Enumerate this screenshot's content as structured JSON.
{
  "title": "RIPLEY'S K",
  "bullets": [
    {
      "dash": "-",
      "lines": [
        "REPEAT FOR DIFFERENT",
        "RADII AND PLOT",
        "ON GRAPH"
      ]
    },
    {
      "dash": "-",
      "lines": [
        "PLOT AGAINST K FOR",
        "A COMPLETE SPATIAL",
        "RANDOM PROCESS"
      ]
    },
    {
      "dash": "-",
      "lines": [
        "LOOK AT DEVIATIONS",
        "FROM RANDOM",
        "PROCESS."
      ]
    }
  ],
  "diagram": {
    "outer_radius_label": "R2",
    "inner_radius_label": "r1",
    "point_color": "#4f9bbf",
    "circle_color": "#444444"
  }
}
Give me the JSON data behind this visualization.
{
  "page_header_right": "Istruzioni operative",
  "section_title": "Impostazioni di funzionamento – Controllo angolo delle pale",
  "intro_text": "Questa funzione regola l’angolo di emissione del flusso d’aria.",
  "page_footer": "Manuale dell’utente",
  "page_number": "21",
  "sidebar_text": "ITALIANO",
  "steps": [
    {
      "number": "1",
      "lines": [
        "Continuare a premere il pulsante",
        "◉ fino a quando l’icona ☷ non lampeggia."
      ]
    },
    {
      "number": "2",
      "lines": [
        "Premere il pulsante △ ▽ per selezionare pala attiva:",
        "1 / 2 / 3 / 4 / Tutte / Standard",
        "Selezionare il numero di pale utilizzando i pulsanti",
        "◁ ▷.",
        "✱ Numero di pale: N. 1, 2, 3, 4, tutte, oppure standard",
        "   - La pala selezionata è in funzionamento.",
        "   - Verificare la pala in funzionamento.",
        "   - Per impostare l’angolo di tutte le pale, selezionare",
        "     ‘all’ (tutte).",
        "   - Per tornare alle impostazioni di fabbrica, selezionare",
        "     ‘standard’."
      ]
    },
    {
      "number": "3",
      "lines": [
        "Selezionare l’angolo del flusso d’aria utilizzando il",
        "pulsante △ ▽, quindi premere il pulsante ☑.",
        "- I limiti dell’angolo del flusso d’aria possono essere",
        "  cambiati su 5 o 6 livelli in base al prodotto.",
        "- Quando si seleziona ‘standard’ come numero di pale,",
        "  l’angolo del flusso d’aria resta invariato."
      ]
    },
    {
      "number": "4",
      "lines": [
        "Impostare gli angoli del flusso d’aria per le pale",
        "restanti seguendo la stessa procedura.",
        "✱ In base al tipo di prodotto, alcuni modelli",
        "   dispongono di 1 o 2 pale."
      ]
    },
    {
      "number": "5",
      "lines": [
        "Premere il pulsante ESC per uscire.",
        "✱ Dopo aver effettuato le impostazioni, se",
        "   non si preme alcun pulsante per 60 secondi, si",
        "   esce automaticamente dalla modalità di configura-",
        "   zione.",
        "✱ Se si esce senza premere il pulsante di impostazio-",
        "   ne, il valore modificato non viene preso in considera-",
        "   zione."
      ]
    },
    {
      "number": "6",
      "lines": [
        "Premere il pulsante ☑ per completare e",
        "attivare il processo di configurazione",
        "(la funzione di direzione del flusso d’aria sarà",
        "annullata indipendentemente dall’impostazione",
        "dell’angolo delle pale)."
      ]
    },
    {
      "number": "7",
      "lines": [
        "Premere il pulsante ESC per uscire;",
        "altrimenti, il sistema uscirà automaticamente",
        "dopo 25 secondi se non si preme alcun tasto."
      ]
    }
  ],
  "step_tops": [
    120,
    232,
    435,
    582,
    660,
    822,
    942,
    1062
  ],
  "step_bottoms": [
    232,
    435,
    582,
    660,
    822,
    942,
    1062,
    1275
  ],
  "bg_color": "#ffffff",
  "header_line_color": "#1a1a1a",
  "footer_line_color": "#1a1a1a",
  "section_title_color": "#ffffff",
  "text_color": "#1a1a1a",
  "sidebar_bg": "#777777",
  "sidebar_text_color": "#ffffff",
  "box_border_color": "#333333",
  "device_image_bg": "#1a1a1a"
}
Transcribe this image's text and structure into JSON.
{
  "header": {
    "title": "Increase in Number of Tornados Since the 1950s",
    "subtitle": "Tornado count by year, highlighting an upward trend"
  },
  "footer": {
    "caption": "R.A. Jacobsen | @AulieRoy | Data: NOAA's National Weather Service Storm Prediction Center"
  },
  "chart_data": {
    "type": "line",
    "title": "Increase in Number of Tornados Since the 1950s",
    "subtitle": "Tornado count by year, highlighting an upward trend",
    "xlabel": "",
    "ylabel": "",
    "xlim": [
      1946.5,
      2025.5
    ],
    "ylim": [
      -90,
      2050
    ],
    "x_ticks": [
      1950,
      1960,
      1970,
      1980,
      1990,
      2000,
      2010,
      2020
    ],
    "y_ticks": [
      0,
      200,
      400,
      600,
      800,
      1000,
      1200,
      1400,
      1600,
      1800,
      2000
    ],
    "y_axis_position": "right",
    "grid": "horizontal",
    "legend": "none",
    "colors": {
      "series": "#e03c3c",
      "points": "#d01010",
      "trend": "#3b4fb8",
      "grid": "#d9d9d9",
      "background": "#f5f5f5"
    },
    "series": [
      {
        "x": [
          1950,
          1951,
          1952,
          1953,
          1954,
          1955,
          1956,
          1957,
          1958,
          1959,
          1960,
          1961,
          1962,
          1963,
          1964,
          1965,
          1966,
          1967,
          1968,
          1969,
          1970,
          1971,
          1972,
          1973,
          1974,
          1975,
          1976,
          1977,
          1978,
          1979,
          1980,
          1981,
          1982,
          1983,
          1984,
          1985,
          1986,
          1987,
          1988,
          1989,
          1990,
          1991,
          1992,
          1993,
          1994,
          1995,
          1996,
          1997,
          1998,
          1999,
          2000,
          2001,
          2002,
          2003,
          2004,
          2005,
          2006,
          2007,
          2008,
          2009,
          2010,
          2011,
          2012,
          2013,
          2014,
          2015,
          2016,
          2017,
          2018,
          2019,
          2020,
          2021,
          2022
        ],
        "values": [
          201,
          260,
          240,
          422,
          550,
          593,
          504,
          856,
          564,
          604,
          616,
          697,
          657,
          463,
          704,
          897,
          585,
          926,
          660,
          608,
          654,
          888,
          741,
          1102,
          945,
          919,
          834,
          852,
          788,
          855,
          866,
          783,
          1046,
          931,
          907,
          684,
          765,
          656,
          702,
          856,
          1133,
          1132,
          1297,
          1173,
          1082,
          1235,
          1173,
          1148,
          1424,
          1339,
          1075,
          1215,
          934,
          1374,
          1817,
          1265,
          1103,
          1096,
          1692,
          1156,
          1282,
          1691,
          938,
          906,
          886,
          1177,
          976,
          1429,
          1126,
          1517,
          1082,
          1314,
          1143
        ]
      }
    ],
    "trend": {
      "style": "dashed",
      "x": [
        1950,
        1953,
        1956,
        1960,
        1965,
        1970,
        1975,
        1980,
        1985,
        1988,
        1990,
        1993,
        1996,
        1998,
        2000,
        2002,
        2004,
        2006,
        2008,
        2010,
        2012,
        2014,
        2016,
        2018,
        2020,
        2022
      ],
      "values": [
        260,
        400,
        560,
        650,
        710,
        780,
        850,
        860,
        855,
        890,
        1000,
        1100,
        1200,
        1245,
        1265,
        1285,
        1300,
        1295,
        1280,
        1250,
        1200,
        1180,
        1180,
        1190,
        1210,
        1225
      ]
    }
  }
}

= = = = = = =

Type out all of the material again, word for word.

REPLY TO THE TASK:
Enumerate this screenshot's content as structured JSON.
{
  "title": "RIPLEY'S K",
  "bullets": [
    {
      "dash": "-",
      "lines": [
        "REPEAT FOR DIFFERENT",
        "RADII AND PLOT",
        "ON GRAPH"
      ]
    },
    {
      "dash": "-",
      "lines": [
        "PLOT AGAINST K FOR",
        "A COMPLETE SPATIAL",
        "RANDOM PROCESS"
      ]
    },
    {
      "dash": "-",
      "lines": [
        "LOOK AT DEVIATIONS",
        "FROM RANDOM",
        "PROCESS."
      ]
    }
  ],
  "diagram": {
    "outer_radius_label": "R2",
    "inner_radius_label": "r1",
    "point_color": "#4f9bbf",
    "circle_color": "#444444"
  }
}
Give me the JSON data behind this visualization.
{
  "page_header_right": "Istruzioni operative",
  "section_title": "Impostazioni di funzionamento – Controllo angolo delle pale",
  "intro_text": "Questa funzione regola l’angolo di emissione del flusso d’aria.",
  "page_footer": "Manuale dell’utente",
  "page_number": "21",
  "sidebar_text": "ITALIANO",
  "steps": [
    {
      "number": "1",
      "lines": [
        "Continuare a premere il pulsante",
        "◉ fino a quando l’icona ☷ non lampeggia."
      ]
    },
    {
      "number": "2",
      "lines": [
        "Premere il pulsante △ ▽ per selezionare pala attiva:",
        "1 / 2 / 3 / 4 / Tutte / Standard",
        "Selezionare il numero di pale utilizzando i pulsanti",
        "◁ ▷.",
        "✱ Numero di pale: N. 1, 2, 3, 4, tutte, oppure standard",
        "   - La pala selezionata è in funzionamento.",
        "   - Verificare la pala in funzionamento.",
        "   - Per impostare l’angolo di tutte le pale, selezionare",
        "     ‘all’ (tutte).",
        "   - Per tornare alle impostazioni di fabbrica, selezionare",
        "     ‘standard’."
      ]
    },
    {
      "number": "3",
      "lines": [
        "Selezionare l’angolo del flusso d’aria utilizzando il",
        "pulsante △ ▽, quindi premere il pulsante ☑.",
        "- I limiti dell’angolo del flusso d’aria possono essere",
        "  cambiati su 5 o 6 livelli in base al prodotto.",
        "- Quando si seleziona ‘standard’ come numero di pale,",
        "  l’angolo del flusso d’aria resta invariato."
      ]
    },
    {
      "number": "4",
      "lines": [
        "Impostare gli angoli del flusso d’aria per le pale",
        "restanti seguendo la stessa procedura.",
        "✱ In base al tipo di prodotto, alcuni modelli",
        "   dispongono di 1 o 2 pale."
      ]
    },
    {
      "number": "5",
      "lines": [
        "Premere il pulsante ESC per uscire.",
        "✱ Dopo aver effettuato le impostazioni, se",
        "   non si preme alcun pulsante per 60 secondi, si",
        "   esce automaticamente dalla modalità di configura-",
        "   zione.",
        "✱ Se si esce senza premere il pulsante di impostazio-",
        "   ne, il valore modificato non viene preso in considera-",
        "   zione."
      ]
    },
    {
      "number": "6",
      "lines": [
        "Premere il pulsante ☑ per completare e",
        "attivare il processo di configurazione",
        "(la funzione di direzione del flusso d’aria sarà",
        "annullata indipendentemente dall’impostazione",
        "dell’angolo delle pale)."
      ]
    },
    {
      "number": "7",
      "lines": [
        "Premere il pulsante ESC per uscire;",
        "altrimenti, il sistema uscirà automaticamente",
        "dopo 25 secondi se non si preme alcun tasto."
      ]
    }
  ],
  "step_tops": [
    120,
    232,
    435,
    582,
    660,
    822,
    942,
    1062
  ],
  "step_bottoms": [
    232,
    435,
    582,
    660,
    822,
    942,
    1062,
    1275
  ],
  "bg_color": "#ffffff",
  "header_line_color": "#1a1a1a",
  "footer_line_color": "#1a1a1a",
  "section_title_color": "#ffffff",
  "text_color": "#1a1a1a",
  "sidebar_bg": "#777777",
  "sidebar_text_color": "#ffffff",
  "box_border_color": "#333333",
  "device_image_bg": "#1a1a1a"
}
Transcribe this image's text and structure into JSON.
{
  "header": {
    "title": "Increase in Number of Tornados Since the 1950s",
    "subtitle": "Tornado count by year, highlighting an upward trend"
  },
  "footer": {
    "caption": "R.A. Jacobsen | @AulieRoy | Data: NOAA's National Weather Service Storm Prediction Center"
  },
  "chart_data": {
    "type": "line",
    "title": "Increase in Number of Tornados Since the 1950s",
    "subtitle": "Tornado count by year, highlighting an upward trend",
    "xlabel": "",
    "ylabel": "",
    "xlim": [
      1946.5,
      2025.5
    ],
    "ylim": [
      -90,
      2050
    ],
    "x_ticks": [
      1950,
      1960,
      1970,
      1980,
      1990,
      2000,
      2010,
      2020
    ],
    "y_ticks": [
      0,
      200,
      400,
      600,
      800,
      1000,
      1200,
      1400,
      1600,
      1800,
      2000
    ],
    "y_axis_position": "right",
    "grid": "horizontal",
    "legend": "none",
    "colors": {
      "series": "#e03c3c",
      "points": "#d01010",
      "trend": "#3b4fb8",
      "grid": "#d9d9d9",
      "background": "#f5f5f5"
    },
    "series": [
      {
        "x": [
          1950,
          1951,
          1952,
          1953,
          1954,
          1955,
          1956,
          1957,
          1958,
          1959,
          1960,
          1961,
          1962,
          1963,
          1964,
          1965,
          1966,
          1967,
          1968,
          1969,
          1970,
          1971,
          1972,
          1973,
          1974,
          1975,
          1976,
          1977,
          1978,
          1979,
          1980,
          1981,
          1982,
          1983,
          1984,
          1985,
          1986,
          1987,
          1988,
          1989,
          1990,
          1991,
          1992,
          1993,
          1994,
          1995,
          1996,
          1997,
          1998,
          1999,
          2000,
          2001,
          2002,
          2003,
          2004,
          2005,
          2006,
          2007,
          2008,
          2009,
          2010,
          2011,
          2012,
          2013,
          2014,
          2015,
          2016,
          2017,
          2018,
          2019,
          2020,
          2021,
          2022
        ],
        "values": [
          201,
          260,
          240,
          422,
          550,
          593,
          504,
          856,
          564,
          604,
          616,
          697,
          657,
          463,
          704,
          897,
          585,
          926,
          660,
          608,
          654,
          888,
          741,
          1102,
          945,
          919,
          834,
          852,
          788,
          855,
          866,
          783,
          1046,
          931,
          907,
          684,
          765,
          656,
          702,
          856,
          1133,
          1132,
          1297,
          1173,
          1082,
          1235,
          1173,
          1148,
          1424,
          1339,
          1075,
          1215,
          934,
          1374,
          1817,
          1265,
          1103,
          1096,
          1692,
          1156,
          1282,
          1691,
          938,
          906,
          886,
          1177,
          976,
          1429,
          1126,
          1517,
          1082,
          1314,
          1143
        ]
      }
    ],
    "trend": {
      "style": "dashed",
      "x": [
        1950,
        1953,
        1956,
        1960,
        1965,
        1970,
        1975,
        1980,
        1985,
        1988,
        1990,
        1993,
        1996,
        1998,
        2000,
        2002,
        2004,
        2006,
        2008,
        2010,
        2012,
        2014,
        2016,
        2018,
        2020,
        2022
      ],
      "values": [
        260,
        400,
        560,
        650,
        710,
        780,
        850,
        860,
        855,
        890,
        1000,
        1100,
        1200,
        1245,
        1265,
        1285,
        1300,
        1295,
        1280,
        1250,
        1200,
        1180,
        1180,
        1190,
        1210,
        1225
      ]
    }
  }
}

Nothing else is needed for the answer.